**EXERCISE TASK**. Report the number of lines containing "that", with no other words.

**TASK INPUTS**.
***
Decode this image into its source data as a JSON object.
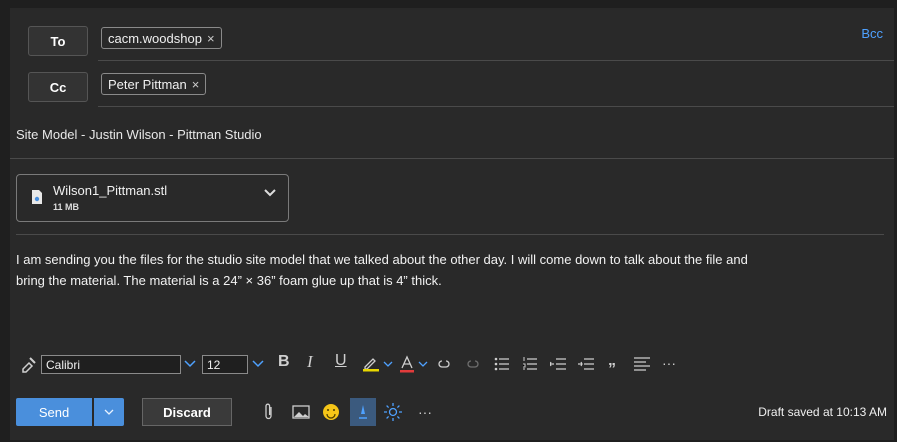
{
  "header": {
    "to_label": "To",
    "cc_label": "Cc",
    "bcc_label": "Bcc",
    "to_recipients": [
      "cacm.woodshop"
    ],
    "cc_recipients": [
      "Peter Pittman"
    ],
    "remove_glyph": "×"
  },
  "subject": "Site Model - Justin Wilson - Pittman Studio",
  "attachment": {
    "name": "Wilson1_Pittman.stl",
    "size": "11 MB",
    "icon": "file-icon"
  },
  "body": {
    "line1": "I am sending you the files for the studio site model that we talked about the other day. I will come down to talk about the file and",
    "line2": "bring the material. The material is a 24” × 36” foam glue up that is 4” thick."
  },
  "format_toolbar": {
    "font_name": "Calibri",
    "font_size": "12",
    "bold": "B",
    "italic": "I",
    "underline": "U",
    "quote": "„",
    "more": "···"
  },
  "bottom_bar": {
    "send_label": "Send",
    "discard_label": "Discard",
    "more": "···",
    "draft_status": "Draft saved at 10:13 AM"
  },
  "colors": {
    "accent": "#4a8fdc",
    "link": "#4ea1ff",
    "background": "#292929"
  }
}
***
**OUTPUT OF THE TASK**. 2